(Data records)
━━━━━━━━
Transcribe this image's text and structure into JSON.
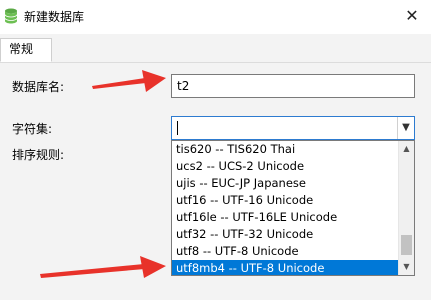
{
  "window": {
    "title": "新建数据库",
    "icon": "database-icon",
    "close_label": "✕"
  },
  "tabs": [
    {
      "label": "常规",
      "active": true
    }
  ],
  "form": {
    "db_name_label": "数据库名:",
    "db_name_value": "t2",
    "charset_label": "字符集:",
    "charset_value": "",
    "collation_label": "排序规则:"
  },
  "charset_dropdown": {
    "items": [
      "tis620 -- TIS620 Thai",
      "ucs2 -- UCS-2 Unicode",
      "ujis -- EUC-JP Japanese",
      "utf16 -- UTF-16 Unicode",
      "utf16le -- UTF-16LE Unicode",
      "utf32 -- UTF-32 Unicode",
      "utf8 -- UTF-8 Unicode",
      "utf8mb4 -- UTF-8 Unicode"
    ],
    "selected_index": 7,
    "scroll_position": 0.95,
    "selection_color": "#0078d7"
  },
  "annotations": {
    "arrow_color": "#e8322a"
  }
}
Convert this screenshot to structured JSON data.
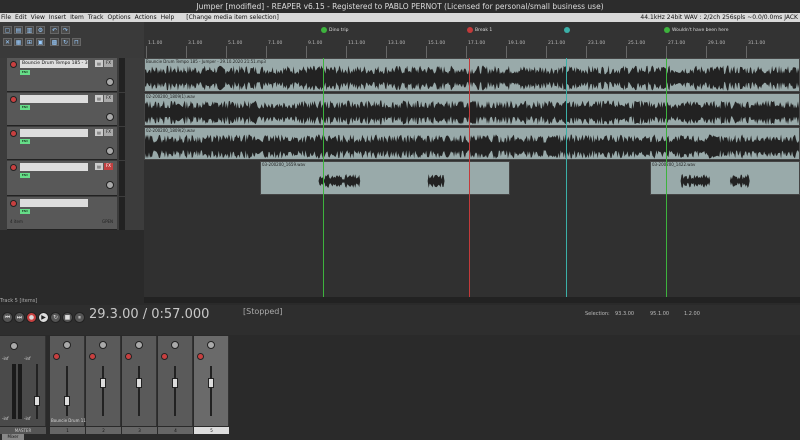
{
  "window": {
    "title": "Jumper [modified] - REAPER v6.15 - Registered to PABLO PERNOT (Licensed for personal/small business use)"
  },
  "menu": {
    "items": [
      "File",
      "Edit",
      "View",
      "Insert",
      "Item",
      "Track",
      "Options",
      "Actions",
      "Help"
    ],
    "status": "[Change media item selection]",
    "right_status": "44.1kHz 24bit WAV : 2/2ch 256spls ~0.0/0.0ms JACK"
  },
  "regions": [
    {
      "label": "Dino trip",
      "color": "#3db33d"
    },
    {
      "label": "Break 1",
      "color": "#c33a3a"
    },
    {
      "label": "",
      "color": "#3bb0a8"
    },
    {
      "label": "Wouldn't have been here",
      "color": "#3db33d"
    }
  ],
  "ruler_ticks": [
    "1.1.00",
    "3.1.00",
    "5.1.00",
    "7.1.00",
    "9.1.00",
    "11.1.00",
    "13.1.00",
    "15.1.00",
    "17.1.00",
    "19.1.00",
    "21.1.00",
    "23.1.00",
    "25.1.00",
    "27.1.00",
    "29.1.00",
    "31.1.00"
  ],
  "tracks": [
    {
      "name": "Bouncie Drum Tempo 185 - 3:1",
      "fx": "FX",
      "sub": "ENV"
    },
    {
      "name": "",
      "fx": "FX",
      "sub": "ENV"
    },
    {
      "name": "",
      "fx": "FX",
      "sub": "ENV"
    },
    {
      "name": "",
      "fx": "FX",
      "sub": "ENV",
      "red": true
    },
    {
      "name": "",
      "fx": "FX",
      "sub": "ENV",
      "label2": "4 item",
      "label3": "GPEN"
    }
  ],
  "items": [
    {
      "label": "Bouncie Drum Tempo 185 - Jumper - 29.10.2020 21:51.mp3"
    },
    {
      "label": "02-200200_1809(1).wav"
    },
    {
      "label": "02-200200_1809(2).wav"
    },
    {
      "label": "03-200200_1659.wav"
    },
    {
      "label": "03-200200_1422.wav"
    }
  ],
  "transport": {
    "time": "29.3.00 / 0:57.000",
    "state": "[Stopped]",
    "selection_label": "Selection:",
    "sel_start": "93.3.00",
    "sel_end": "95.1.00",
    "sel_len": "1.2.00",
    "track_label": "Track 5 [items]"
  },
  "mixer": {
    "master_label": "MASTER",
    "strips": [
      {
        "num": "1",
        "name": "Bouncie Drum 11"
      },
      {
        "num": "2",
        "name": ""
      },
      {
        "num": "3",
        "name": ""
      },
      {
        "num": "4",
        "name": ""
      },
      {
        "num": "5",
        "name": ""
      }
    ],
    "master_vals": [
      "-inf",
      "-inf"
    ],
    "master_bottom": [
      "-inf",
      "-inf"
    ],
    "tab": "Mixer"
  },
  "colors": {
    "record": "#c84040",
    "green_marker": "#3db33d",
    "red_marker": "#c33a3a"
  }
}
━━━━━━━━
Pick out and copy the lines of the entries that hold the string "Bouncie".

      "name": "Bouncie Drum Tempo 185 - 3:1",
      "label": "Bouncie Drum Tempo 185 - Jumper - 29.10.2020 21:51.mp3"
        "name": "Bouncie Drum 11"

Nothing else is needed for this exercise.